[Start Data for this task]
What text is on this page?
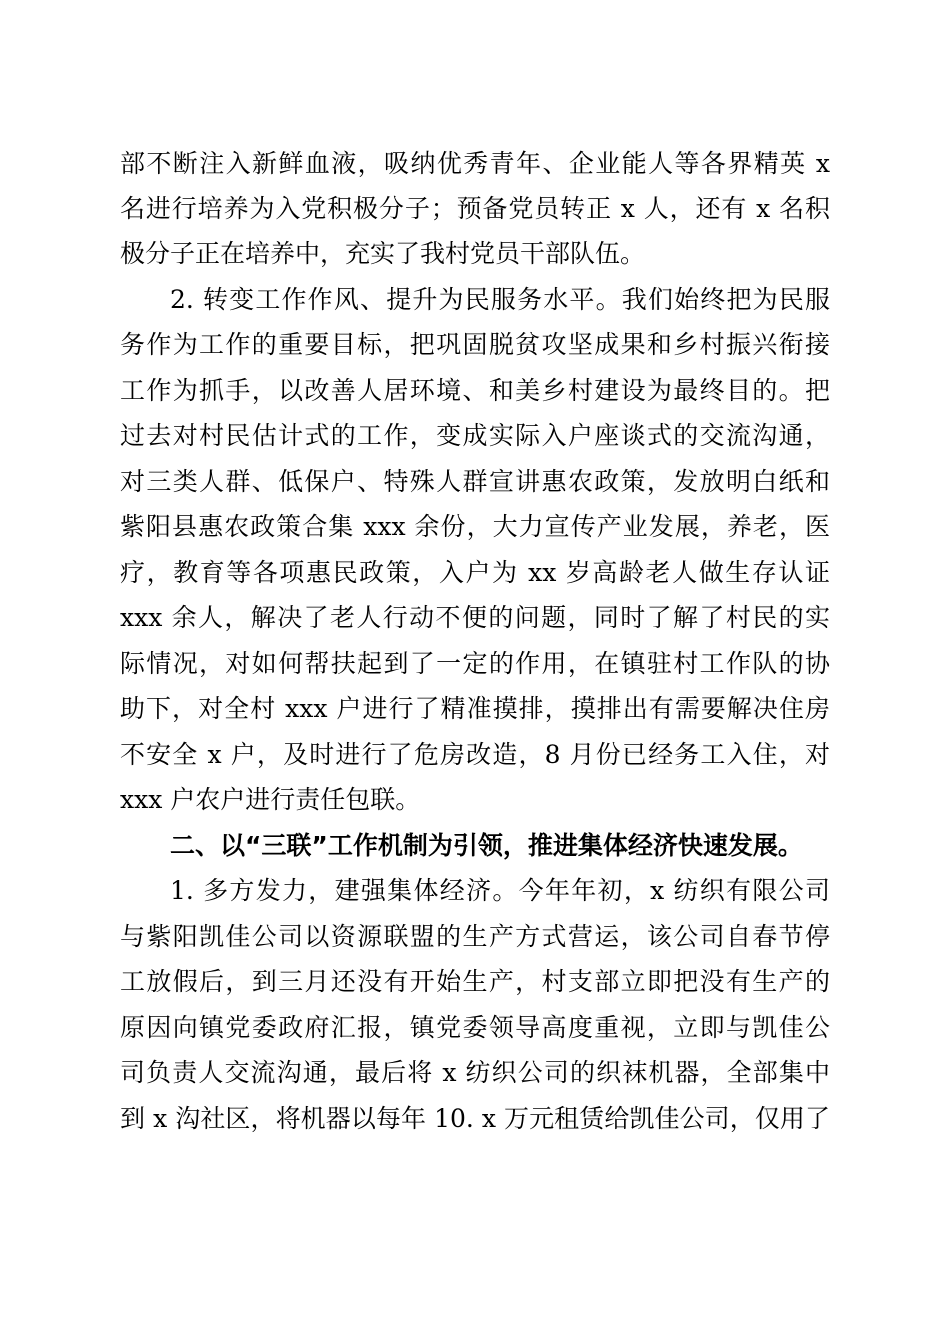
部不断注入新鲜血液，吸纳优秀青年、企业能人等各界精英 x
名进行培养为入党积极分子；预备党员转正 x 人，还有 x 名积
极分子正在培养中，充实了我村党员干部队伍。
2. 转变工作作风、提升为民服务水平。我们始终把为民服
务作为工作的重要目标，把巩固脱贫攻坚成果和乡村振兴衔接
工作为抓手，以改善人居环境、和美乡村建设为最终目的。把
过去对村民估计式的工作，变成实际入户座谈式的交流沟通，
对三类人群、低保户、特殊人群宣讲惠农政策，发放明白纸和
紫阳县惠农政策合集 xxx 余份，大力宣传产业发展，养老，医
疗，教育等各项惠民政策，入户为 xx 岁高龄老人做生存认证
xxx 余人，解决了老人行动不便的问题，同时了解了村民的实
际情况，对如何帮扶起到了一定的作用，在镇驻村工作队的协
助下，对全村 xxx 户进行了精准摸排，摸排出有需要解决住房
不安全 x 户，及时进行了危房改造，8 月份已经务工入住，对
xxx 户农户进行责任包联。
二、以“三联”工作机制为引领，推进集体经济快速发展。
1. 多方发力，建强集体经济。今年年初，x 纺织有限公司
与紫阳凯佳公司以资源联盟的生产方式营运，该公司自春节停
工放假后，到三月还没有开始生产，村支部立即把没有生产的
原因向镇党委政府汇报，镇党委领导高度重视，立即与凯佳公
司负责人交流沟通，最后将 x 纺织公司的织袜机器，全部集中
到 x 沟社区，将机器以每年 10. x 万元租赁给凯佳公司，仅用了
[End Data for this task]
Task description: Make an exact copy of the records above, with the pictures left out.

Result of this task:
What text is on this page?
部不断注入新鲜血液，吸纳优秀青年、企业能人等各界精英 x
名进行培养为入党积极分子；预备党员转正 x 人，还有 x 名积
极分子正在培养中，充实了我村党员干部队伍。
2. 转变工作作风、提升为民服务水平。我们始终把为民服
务作为工作的重要目标，把巩固脱贫攻坚成果和乡村振兴衔接
工作为抓手，以改善人居环境、和美乡村建设为最终目的。把
过去对村民估计式的工作，变成实际入户座谈式的交流沟通，
对三类人群、低保户、特殊人群宣讲惠农政策，发放明白纸和
紫阳县惠农政策合集 xxx 余份，大力宣传产业发展，养老，医
疗，教育等各项惠民政策，入户为 xx 岁高龄老人做生存认证
xxx 余人，解决了老人行动不便的问题，同时了解了村民的实
际情况，对如何帮扶起到了一定的作用，在镇驻村工作队的协
助下，对全村 xxx 户进行了精准摸排，摸排出有需要解决住房
不安全 x 户，及时进行了危房改造，8 月份已经务工入住，对
xxx 户农户进行责任包联。
二、以“三联”工作机制为引领，推进集体经济快速发展。
1. 多方发力，建强集体经济。今年年初，x 纺织有限公司
与紫阳凯佳公司以资源联盟的生产方式营运，该公司自春节停
工放假后，到三月还没有开始生产，村支部立即把没有生产的
原因向镇党委政府汇报，镇党委领导高度重视，立即与凯佳公
司负责人交流沟通，最后将 x 纺织公司的织袜机器，全部集中
到 x 沟社区，将机器以每年 10. x 万元租赁给凯佳公司，仅用了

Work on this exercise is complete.